**TASK STATEMENT:** Quote every line of the data below as it stands, omitting pictures.

[START STORED DATA]

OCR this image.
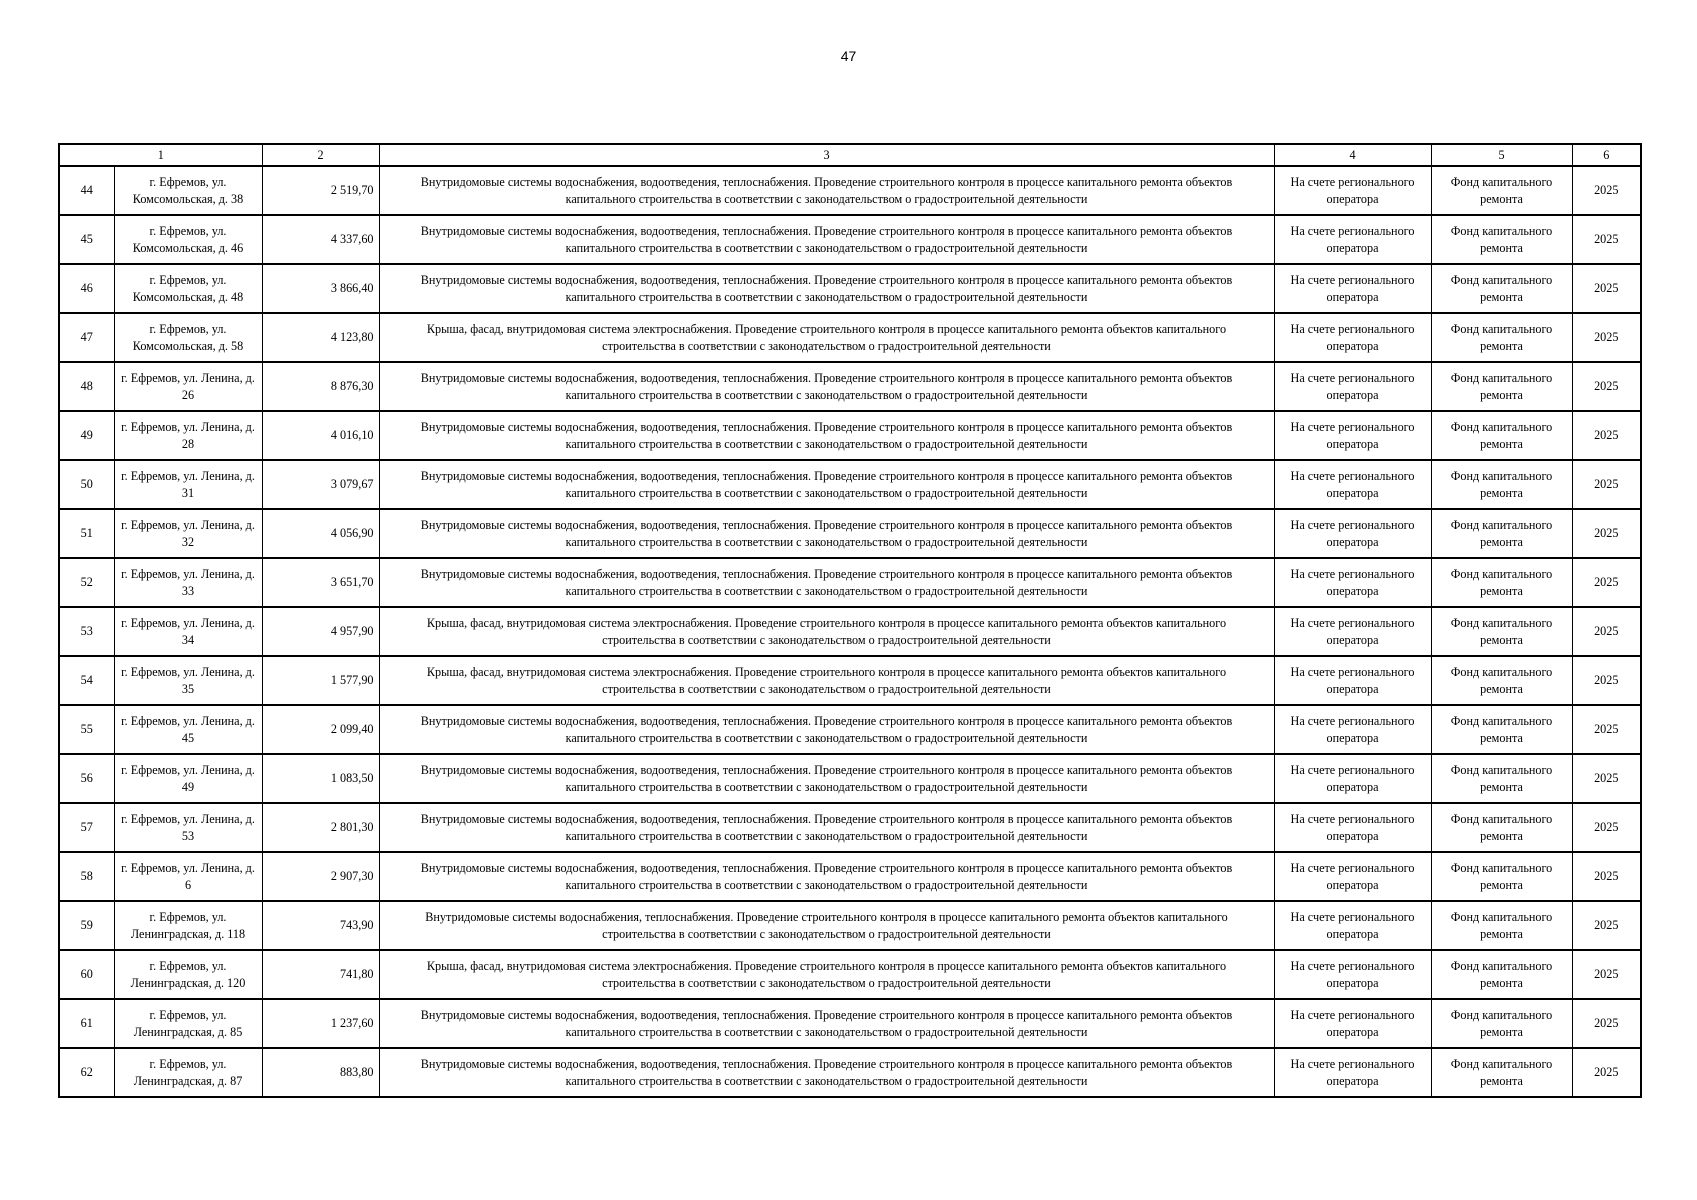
47
1		2	3	4	5	6
44	г. Ефремов, ул. Комсомольская, д. 38	2 519,70	Внутридомовые системы водоснабжения, водоотведения, теплоснабжения. Проведение строительного контроля в процессе капитального ремонта объектов капитального строительства в соответствии с законодательством о градостроительной деятельности	На счете регионального оператора	Фонд капитального ремонта	2025
45	г. Ефремов, ул. Комсомольская, д. 46	4 337,60	Внутридомовые системы водоснабжения, водоотведения, теплоснабжения. Проведение строительного контроля в процессе капитального ремонта объектов капитального строительства в соответствии с законодательством о градостроительной деятельности	На счете регионального оператора	Фонд капитального ремонта	2025
46	г. Ефремов, ул. Комсомольская, д. 48	3 866,40	Внутридомовые системы водоснабжения, водоотведения, теплоснабжения. Проведение строительного контроля в процессе капитального ремонта объектов капитального строительства в соответствии с законодательством о градостроительной деятельности	На счете регионального оператора	Фонд капитального ремонта	2025
47	г. Ефремов, ул. Комсомольская, д. 58	4 123,80	Крыша, фасад, внутридомовая система электроснабжения. Проведение строительного контроля в процессе капитального ремонта объектов капитального строительства в соответствии с законодательством о градостроительной деятельности	На счете регионального оператора	Фонд капитального ремонта	2025
48	г. Ефремов, ул. Ленина, д. 26	8 876,30	Внутридомовые системы водоснабжения, водоотведения, теплоснабжения. Проведение строительного контроля в процессе капитального ремонта объектов капитального строительства в соответствии с законодательством о градостроительной деятельности	На счете регионального оператора	Фонд капитального ремонта	2025
49	г. Ефремов, ул. Ленина, д. 28	4 016,10	Внутридомовые системы водоснабжения, водоотведения, теплоснабжения. Проведение строительного контроля в процессе капитального ремонта объектов капитального строительства в соответствии с законодательством о градостроительной деятельности	На счете регионального оператора	Фонд капитального ремонта	2025
50	г. Ефремов, ул. Ленина, д. 31	3 079,67	Внутридомовые системы водоснабжения, водоотведения, теплоснабжения. Проведение строительного контроля в процессе капитального ремонта объектов капитального строительства в соответствии с законодательством о градостроительной деятельности	На счете регионального оператора	Фонд капитального ремонта	2025
51	г. Ефремов, ул. Ленина, д. 32	4 056,90	Внутридомовые системы водоснабжения, водоотведения, теплоснабжения. Проведение строительного контроля в процессе капитального ремонта объектов капитального строительства в соответствии с законодательством о градостроительной деятельности	На счете регионального оператора	Фонд капитального ремонта	2025
52	г. Ефремов, ул. Ленина, д. 33	3 651,70	Внутридомовые системы водоснабжения, водоотведения, теплоснабжения. Проведение строительного контроля в процессе капитального ремонта объектов капитального строительства в соответствии с законодательством о градостроительной деятельности	На счете регионального оператора	Фонд капитального ремонта	2025
53	г. Ефремов, ул. Ленина, д. 34	4 957,90	Крыша, фасад, внутридомовая система электроснабжения. Проведение строительного контроля в процессе капитального ремонта объектов капитального строительства в соответствии с законодательством о градостроительной деятельности	На счете регионального оператора	Фонд капитального ремонта	2025
54	г. Ефремов, ул. Ленина, д. 35	1 577,90	Крыша, фасад, внутридомовая система электроснабжения. Проведение строительного контроля в процессе капитального ремонта объектов капитального строительства в соответствии с законодательством о градостроительной деятельности	На счете регионального оператора	Фонд капитального ремонта	2025
55	г. Ефремов, ул. Ленина, д. 45	2 099,40	Внутридомовые системы водоснабжения, водоотведения, теплоснабжения. Проведение строительного контроля в процессе капитального ремонта объектов капитального строительства в соответствии с законодательством о градостроительной деятельности	На счете регионального оператора	Фонд капитального ремонта	2025
56	г. Ефремов, ул. Ленина, д. 49	1 083,50	Внутридомовые системы водоснабжения, водоотведения, теплоснабжения. Проведение строительного контроля в процессе капитального ремонта объектов капитального строительства в соответствии с законодательством о градостроительной деятельности	На счете регионального оператора	Фонд капитального ремонта	2025
57	г. Ефремов, ул. Ленина, д. 53	2 801,30	Внутридомовые системы водоснабжения, водоотведения, теплоснабжения. Проведение строительного контроля в процессе капитального ремонта объектов капитального строительства в соответствии с законодательством о градостроительной деятельности	На счете регионального оператора	Фонд капитального ремонта	2025
58	г. Ефремов, ул. Ленина, д. 6	2 907,30	Внутридомовые системы водоснабжения, водоотведения, теплоснабжения. Проведение строительного контроля в процессе капитального ремонта объектов капитального строительства в соответствии с законодательством о градостроительной деятельности	На счете регионального оператора	Фонд капитального ремонта	2025
59	г. Ефремов, ул. Ленинградская, д. 118	743,90	Внутридомовые системы водоснабжения, теплоснабжения. Проведение строительного контроля в процессе капитального ремонта объектов капитального строительства в соответствии с законодательством о градостроительной деятельности	На счете регионального оператора	Фонд капитального ремонта	2025
60	г. Ефремов, ул. Ленинградская, д. 120	741,80	Крыша, фасад, внутридомовая система электроснабжения. Проведение строительного контроля в процессе капитального ремонта объектов капитального строительства в соответствии с законодательством о градостроительной деятельности	На счете регионального оператора	Фонд капитального ремонта	2025
61	г. Ефремов, ул. Ленинградская, д. 85	1 237,60	Внутридомовые системы водоснабжения, водоотведения, теплоснабжения. Проведение строительного контроля в процессе капитального ремонта объектов капитального строительства в соответствии с законодательством о градостроительной деятельности	На счете регионального оператора	Фонд капитального ремонта	2025
62	г. Ефремов, ул. Ленинградская, д. 87	883,80	Внутридомовые системы водоснабжения, водоотведения, теплоснабжения. Проведение строительного контроля в процессе капитального ремонта объектов капитального строительства в соответствии с законодательством о градостроительной деятельности	На счете регионального оператора	Фонд капитального ремонта	2025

[END STORED DATA]

**REPLY TO THE TASK:**
OCR this image.
47
1		2	3	4	5	6
44	г. Ефремов, ул. Комсомольская, д. 38	2 519,70	Внутридомовые системы водоснабжения, водоотведения, теплоснабжения. Проведение строительного контроля в процессе капитального ремонта объектов капитального строительства в соответствии с законодательством о градостроительной деятельности	На счете регионального оператора	Фонд капитального ремонта	2025
45	г. Ефремов, ул. Комсомольская, д. 46	4 337,60	Внутридомовые системы водоснабжения, водоотведения, теплоснабжения. Проведение строительного контроля в процессе капитального ремонта объектов капитального строительства в соответствии с законодательством о градостроительной деятельности	На счете регионального оператора	Фонд капитального ремонта	2025
46	г. Ефремов, ул. Комсомольская, д. 48	3 866,40	Внутридомовые системы водоснабжения, водоотведения, теплоснабжения. Проведение строительного контроля в процессе капитального ремонта объектов капитального строительства в соответствии с законодательством о градостроительной деятельности	На счете регионального оператора	Фонд капитального ремонта	2025
47	г. Ефремов, ул. Комсомольская, д. 58	4 123,80	Крыша, фасад, внутридомовая система электроснабжения. Проведение строительного контроля в процессе капитального ремонта объектов капитального строительства в соответствии с законодательством о градостроительной деятельности	На счете регионального оператора	Фонд капитального ремонта	2025
48	г. Ефремов, ул. Ленина, д. 26	8 876,30	Внутридомовые системы водоснабжения, водоотведения, теплоснабжения. Проведение строительного контроля в процессе капитального ремонта объектов капитального строительства в соответствии с законодательством о градостроительной деятельности	На счете регионального оператора	Фонд капитального ремонта	2025
49	г. Ефремов, ул. Ленина, д. 28	4 016,10	Внутридомовые системы водоснабжения, водоотведения, теплоснабжения. Проведение строительного контроля в процессе капитального ремонта объектов капитального строительства в соответствии с законодательством о градостроительной деятельности	На счете регионального оператора	Фонд капитального ремонта	2025
50	г. Ефремов, ул. Ленина, д. 31	3 079,67	Внутридомовые системы водоснабжения, водоотведения, теплоснабжения. Проведение строительного контроля в процессе капитального ремонта объектов капитального строительства в соответствии с законодательством о градостроительной деятельности	На счете регионального оператора	Фонд капитального ремонта	2025
51	г. Ефремов, ул. Ленина, д. 32	4 056,90	Внутридомовые системы водоснабжения, водоотведения, теплоснабжения. Проведение строительного контроля в процессе капитального ремонта объектов капитального строительства в соответствии с законодательством о градостроительной деятельности	На счете регионального оператора	Фонд капитального ремонта	2025
52	г. Ефремов, ул. Ленина, д. 33	3 651,70	Внутридомовые системы водоснабжения, водоотведения, теплоснабжения. Проведение строительного контроля в процессе капитального ремонта объектов капитального строительства в соответствии с законодательством о градостроительной деятельности	На счете регионального оператора	Фонд капитального ремонта	2025
53	г. Ефремов, ул. Ленина, д. 34	4 957,90	Крыша, фасад, внутридомовая система электроснабжения. Проведение строительного контроля в процессе капитального ремонта объектов капитального строительства в соответствии с законодательством о градостроительной деятельности	На счете регионального оператора	Фонд капитального ремонта	2025
54	г. Ефремов, ул. Ленина, д. 35	1 577,90	Крыша, фасад, внутридомовая система электроснабжения. Проведение строительного контроля в процессе капитального ремонта объектов капитального строительства в соответствии с законодательством о градостроительной деятельности	На счете регионального оператора	Фонд капитального ремонта	2025
55	г. Ефремов, ул. Ленина, д. 45	2 099,40	Внутридомовые системы водоснабжения, водоотведения, теплоснабжения. Проведение строительного контроля в процессе капитального ремонта объектов капитального строительства в соответствии с законодательством о градостроительной деятельности	На счете регионального оператора	Фонд капитального ремонта	2025
56	г. Ефремов, ул. Ленина, д. 49	1 083,50	Внутридомовые системы водоснабжения, водоотведения, теплоснабжения. Проведение строительного контроля в процессе капитального ремонта объектов капитального строительства в соответствии с законодательством о градостроительной деятельности	На счете регионального оператора	Фонд капитального ремонта	2025
57	г. Ефремов, ул. Ленина, д. 53	2 801,30	Внутридомовые системы водоснабжения, водоотведения, теплоснабжения. Проведение строительного контроля в процессе капитального ремонта объектов капитального строительства в соответствии с законодательством о градостроительной деятельности	На счете регионального оператора	Фонд капитального ремонта	2025
58	г. Ефремов, ул. Ленина, д. 6	2 907,30	Внутридомовые системы водоснабжения, водоотведения, теплоснабжения. Проведение строительного контроля в процессе капитального ремонта объектов капитального строительства в соответствии с законодательством о градостроительной деятельности	На счете регионального оператора	Фонд капитального ремонта	2025
59	г. Ефремов, ул. Ленинградская, д. 118	743,90	Внутридомовые системы водоснабжения, теплоснабжения. Проведение строительного контроля в процессе капитального ремонта объектов капитального строительства в соответствии с законодательством о градостроительной деятельности	На счете регионального оператора	Фонд капитального ремонта	2025
60	г. Ефремов, ул. Ленинградская, д. 120	741,80	Крыша, фасад, внутридомовая система электроснабжения. Проведение строительного контроля в процессе капитального ремонта объектов капитального строительства в соответствии с законодательством о градостроительной деятельности	На счете регионального оператора	Фонд капитального ремонта	2025
61	г. Ефремов, ул. Ленинградская, д. 85	1 237,60	Внутридомовые системы водоснабжения, водоотведения, теплоснабжения. Проведение строительного контроля в процессе капитального ремонта объектов капитального строительства в соответствии с законодательством о градостроительной деятельности	На счете регионального оператора	Фонд капитального ремонта	2025
62	г. Ефремов, ул. Ленинградская, д. 87	883,80	Внутридомовые системы водоснабжения, водоотведения, теплоснабжения. Проведение строительного контроля в процессе капитального ремонта объектов капитального строительства в соответствии с законодательством о градостроительной деятельности	На счете регионального оператора	Фонд капитального ремонта	2025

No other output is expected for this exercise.